## Exercise requirements
Quote the entries verbatim, from their first line through the line containing "147, 2576, 810]", with both of those lines included.

## Dataset rows
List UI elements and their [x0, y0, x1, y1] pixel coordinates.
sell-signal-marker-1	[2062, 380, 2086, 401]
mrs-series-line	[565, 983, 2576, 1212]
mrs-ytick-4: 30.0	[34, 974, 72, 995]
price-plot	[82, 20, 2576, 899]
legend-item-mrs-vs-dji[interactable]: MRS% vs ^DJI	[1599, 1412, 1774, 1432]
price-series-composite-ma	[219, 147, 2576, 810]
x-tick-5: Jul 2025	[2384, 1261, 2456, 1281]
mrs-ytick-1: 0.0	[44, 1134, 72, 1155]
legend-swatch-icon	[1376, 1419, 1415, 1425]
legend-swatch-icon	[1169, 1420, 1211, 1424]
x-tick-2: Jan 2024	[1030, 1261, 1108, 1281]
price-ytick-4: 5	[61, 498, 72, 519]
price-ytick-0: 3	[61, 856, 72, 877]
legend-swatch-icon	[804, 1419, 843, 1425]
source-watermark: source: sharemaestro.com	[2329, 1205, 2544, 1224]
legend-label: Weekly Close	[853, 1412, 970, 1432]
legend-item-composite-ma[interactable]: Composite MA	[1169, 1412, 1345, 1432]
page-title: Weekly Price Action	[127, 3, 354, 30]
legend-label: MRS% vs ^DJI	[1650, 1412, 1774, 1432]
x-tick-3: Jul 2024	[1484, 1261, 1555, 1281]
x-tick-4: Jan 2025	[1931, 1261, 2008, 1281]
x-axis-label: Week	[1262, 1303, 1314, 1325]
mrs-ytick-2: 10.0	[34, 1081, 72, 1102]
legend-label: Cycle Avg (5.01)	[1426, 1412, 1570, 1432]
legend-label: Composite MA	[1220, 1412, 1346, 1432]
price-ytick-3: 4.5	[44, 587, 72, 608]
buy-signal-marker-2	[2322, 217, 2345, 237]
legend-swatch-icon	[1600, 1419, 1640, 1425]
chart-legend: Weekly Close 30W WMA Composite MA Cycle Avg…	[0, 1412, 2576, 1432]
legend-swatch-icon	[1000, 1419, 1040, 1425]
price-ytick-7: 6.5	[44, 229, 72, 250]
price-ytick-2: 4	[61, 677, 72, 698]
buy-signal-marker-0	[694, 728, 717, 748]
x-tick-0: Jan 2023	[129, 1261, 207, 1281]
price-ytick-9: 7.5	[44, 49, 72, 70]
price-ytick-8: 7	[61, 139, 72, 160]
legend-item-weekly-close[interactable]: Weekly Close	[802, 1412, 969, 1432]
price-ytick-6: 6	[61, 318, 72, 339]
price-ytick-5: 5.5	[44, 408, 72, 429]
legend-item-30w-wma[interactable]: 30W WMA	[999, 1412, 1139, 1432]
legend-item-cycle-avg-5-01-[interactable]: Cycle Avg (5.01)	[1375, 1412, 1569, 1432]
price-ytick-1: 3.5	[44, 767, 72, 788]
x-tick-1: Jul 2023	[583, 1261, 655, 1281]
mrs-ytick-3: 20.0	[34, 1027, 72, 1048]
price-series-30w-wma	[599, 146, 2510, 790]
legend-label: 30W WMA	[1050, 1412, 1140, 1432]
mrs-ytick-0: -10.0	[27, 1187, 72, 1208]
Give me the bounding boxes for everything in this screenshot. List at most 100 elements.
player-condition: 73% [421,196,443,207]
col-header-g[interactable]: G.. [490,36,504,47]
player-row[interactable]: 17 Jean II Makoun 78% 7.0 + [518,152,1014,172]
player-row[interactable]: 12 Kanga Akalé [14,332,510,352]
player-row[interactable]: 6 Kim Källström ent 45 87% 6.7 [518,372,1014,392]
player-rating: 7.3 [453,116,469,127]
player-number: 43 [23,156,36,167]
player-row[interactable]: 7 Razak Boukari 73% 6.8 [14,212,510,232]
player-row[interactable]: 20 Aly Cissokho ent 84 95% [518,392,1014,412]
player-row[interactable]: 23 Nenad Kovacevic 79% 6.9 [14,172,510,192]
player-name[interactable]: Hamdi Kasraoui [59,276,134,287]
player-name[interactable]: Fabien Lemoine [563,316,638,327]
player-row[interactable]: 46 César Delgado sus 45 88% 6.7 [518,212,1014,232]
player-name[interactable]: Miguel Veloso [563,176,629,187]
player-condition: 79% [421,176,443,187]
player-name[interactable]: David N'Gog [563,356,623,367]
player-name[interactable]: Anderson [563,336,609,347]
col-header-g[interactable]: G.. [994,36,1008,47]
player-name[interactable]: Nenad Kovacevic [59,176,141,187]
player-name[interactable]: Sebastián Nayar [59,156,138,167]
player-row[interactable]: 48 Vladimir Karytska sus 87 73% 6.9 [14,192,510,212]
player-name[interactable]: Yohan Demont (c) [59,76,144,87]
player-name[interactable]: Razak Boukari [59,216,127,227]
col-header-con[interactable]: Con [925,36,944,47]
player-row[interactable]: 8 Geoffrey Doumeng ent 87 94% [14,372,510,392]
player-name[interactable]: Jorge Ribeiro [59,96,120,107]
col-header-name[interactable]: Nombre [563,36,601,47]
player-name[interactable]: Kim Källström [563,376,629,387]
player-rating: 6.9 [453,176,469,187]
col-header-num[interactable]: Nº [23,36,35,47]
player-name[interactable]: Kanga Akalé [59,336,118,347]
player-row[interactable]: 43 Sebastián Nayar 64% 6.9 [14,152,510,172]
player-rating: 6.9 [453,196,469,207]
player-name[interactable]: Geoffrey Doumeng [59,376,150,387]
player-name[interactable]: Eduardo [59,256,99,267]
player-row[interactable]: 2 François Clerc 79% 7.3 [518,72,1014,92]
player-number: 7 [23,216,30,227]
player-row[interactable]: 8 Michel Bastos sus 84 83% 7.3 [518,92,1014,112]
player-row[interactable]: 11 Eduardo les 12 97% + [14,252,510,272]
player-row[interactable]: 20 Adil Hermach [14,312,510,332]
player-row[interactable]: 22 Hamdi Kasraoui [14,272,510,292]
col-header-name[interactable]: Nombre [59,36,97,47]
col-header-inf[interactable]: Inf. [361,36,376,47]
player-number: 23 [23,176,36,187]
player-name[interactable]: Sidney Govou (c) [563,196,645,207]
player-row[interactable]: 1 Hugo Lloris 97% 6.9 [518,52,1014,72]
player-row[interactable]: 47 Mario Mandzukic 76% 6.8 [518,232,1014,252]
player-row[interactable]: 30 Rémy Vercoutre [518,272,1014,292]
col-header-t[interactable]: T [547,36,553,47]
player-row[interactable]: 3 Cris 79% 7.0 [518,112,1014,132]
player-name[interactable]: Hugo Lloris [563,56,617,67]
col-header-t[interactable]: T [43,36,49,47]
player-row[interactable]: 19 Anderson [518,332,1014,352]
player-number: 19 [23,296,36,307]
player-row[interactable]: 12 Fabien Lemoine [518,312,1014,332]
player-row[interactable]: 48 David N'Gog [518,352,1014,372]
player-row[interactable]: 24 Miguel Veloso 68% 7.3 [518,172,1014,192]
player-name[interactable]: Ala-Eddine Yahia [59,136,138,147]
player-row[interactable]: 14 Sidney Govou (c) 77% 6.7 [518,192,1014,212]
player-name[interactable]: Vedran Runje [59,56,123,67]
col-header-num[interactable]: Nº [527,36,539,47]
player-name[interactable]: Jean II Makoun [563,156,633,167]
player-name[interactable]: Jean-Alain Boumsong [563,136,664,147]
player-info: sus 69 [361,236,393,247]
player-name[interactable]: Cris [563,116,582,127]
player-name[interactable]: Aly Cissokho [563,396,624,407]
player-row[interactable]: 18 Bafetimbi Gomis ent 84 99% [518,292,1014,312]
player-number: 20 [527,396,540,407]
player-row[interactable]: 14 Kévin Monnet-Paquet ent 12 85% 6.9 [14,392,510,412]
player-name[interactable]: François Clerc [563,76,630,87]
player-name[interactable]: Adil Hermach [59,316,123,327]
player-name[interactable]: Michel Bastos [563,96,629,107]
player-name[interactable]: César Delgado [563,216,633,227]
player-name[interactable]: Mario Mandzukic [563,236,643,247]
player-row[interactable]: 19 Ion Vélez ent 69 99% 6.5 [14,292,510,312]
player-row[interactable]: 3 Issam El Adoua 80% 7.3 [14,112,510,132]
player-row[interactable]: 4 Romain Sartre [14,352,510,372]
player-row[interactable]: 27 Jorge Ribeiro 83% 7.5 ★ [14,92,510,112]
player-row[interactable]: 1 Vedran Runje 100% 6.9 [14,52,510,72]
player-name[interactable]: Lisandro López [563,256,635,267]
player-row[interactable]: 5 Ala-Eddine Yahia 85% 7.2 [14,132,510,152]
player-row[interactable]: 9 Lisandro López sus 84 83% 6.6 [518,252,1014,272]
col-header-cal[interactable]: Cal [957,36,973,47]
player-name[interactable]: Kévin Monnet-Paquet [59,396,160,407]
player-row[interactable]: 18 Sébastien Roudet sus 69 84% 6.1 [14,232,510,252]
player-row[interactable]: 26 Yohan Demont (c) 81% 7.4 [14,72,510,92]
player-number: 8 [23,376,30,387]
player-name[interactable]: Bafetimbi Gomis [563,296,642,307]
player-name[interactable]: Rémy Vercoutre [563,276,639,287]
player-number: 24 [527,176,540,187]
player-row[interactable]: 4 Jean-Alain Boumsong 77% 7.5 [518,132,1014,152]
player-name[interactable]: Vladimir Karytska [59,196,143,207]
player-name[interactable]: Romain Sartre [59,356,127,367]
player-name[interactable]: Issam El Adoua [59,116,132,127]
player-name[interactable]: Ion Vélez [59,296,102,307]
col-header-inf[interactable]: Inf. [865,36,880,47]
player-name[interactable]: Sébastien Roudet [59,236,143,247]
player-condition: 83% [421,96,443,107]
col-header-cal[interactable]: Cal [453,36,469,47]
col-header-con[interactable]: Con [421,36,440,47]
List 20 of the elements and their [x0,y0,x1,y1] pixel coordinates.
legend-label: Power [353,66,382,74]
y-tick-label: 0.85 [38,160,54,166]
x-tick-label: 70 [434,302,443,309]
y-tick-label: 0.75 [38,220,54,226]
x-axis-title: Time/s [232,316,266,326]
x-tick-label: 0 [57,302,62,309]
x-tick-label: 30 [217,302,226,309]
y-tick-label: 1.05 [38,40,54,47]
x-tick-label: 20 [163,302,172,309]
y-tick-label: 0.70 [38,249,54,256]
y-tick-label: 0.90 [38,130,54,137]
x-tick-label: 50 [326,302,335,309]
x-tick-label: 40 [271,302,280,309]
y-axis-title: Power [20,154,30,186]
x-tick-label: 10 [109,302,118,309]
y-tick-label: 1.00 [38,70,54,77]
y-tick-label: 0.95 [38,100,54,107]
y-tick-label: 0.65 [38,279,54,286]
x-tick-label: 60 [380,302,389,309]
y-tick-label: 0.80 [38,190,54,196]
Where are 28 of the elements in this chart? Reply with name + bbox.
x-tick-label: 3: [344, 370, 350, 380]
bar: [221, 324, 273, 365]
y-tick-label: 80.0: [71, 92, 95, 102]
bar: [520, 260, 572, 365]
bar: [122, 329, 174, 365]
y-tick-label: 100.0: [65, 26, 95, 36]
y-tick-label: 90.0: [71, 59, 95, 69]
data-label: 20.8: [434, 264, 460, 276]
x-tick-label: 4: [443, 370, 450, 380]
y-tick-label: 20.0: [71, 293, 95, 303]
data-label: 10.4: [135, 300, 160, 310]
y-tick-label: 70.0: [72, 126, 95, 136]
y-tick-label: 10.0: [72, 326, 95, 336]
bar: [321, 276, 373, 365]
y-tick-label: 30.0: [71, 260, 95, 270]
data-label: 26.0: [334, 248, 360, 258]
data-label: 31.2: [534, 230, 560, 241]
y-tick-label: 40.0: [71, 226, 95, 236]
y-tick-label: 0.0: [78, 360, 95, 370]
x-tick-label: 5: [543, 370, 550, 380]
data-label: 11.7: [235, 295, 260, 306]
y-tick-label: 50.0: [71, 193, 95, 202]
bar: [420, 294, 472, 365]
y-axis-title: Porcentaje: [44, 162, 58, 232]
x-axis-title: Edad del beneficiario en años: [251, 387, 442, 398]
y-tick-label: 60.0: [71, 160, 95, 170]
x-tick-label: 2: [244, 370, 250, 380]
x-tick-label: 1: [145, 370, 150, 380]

## Task response
List UI elements and their [x0, y0, x1, y1] pixel coordinates.
sell-signal-marker-1	[2062, 380, 2086, 401]
mrs-series-line	[565, 983, 2576, 1212]
mrs-ytick-4: 30.0	[34, 974, 72, 995]
price-plot	[82, 20, 2576, 899]
legend-item-mrs-vs-dji[interactable]: MRS% vs ^DJI	[1599, 1412, 1774, 1432]
price-series-composite-ma	[219, 147, 2576, 810]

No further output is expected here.